Data records
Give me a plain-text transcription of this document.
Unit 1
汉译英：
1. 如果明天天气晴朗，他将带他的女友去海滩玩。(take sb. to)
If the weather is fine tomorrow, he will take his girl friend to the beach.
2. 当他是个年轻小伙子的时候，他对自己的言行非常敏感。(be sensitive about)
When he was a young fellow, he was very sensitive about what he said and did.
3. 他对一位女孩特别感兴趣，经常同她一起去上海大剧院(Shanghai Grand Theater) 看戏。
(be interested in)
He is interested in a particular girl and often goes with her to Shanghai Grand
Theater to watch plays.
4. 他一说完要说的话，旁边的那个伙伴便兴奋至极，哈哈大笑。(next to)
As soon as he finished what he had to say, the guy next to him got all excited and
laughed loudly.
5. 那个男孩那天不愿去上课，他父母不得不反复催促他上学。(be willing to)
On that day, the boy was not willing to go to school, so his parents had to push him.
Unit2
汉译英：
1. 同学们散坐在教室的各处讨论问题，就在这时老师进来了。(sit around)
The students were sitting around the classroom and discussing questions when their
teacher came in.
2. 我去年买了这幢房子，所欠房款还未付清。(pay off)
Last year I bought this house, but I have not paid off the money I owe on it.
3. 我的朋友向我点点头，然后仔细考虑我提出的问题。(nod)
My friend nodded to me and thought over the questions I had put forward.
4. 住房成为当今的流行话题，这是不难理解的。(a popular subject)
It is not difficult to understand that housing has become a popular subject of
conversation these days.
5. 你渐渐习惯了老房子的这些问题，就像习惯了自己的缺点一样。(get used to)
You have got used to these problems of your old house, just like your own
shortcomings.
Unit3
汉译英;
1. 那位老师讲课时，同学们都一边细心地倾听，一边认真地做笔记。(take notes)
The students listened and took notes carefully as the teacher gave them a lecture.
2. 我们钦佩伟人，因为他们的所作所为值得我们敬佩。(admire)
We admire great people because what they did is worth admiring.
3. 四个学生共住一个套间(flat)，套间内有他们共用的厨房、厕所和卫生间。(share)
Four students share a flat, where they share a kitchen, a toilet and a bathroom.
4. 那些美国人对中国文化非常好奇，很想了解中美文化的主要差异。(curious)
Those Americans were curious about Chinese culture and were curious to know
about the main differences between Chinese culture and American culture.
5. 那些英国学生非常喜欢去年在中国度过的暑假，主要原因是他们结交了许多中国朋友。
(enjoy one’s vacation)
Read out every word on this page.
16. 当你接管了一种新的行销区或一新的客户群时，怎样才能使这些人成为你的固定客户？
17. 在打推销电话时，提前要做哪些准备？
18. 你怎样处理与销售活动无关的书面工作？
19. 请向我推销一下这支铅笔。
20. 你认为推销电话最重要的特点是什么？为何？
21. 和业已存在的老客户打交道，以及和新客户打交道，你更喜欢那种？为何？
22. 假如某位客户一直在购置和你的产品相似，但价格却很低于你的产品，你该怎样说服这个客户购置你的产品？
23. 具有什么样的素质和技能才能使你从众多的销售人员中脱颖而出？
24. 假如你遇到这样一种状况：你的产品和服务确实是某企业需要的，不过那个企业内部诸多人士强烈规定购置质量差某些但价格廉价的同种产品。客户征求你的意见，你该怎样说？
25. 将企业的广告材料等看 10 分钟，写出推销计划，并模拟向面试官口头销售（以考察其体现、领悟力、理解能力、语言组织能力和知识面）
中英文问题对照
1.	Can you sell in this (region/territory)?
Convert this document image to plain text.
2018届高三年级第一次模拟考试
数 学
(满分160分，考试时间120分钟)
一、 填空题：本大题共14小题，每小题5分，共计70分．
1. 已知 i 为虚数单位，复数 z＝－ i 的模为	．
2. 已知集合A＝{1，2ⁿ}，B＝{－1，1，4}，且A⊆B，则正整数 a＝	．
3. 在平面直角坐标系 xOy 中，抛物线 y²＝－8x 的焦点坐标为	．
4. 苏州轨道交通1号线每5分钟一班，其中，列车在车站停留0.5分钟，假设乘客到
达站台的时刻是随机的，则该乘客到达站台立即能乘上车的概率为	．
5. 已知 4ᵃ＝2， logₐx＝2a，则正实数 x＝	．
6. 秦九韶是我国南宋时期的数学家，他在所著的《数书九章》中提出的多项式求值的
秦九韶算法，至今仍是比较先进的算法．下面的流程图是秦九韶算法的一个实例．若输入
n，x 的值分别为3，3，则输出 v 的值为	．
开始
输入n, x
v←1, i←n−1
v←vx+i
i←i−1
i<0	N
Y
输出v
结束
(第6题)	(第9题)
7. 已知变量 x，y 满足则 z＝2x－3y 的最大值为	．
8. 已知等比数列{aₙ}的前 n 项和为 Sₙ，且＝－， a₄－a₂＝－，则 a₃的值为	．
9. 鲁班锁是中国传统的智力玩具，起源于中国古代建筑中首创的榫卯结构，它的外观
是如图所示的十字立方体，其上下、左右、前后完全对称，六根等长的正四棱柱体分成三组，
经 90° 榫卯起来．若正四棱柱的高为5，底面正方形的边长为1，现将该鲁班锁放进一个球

■ TASK
Copy each line above where the string "curious" occurs.

■ ANSWER TO THE EXERCISE
4. 那些美国人对中国文化非常好奇，很想了解中美文化的主要差异。(curious)
Those Americans were curious about Chinese culture and were curious to know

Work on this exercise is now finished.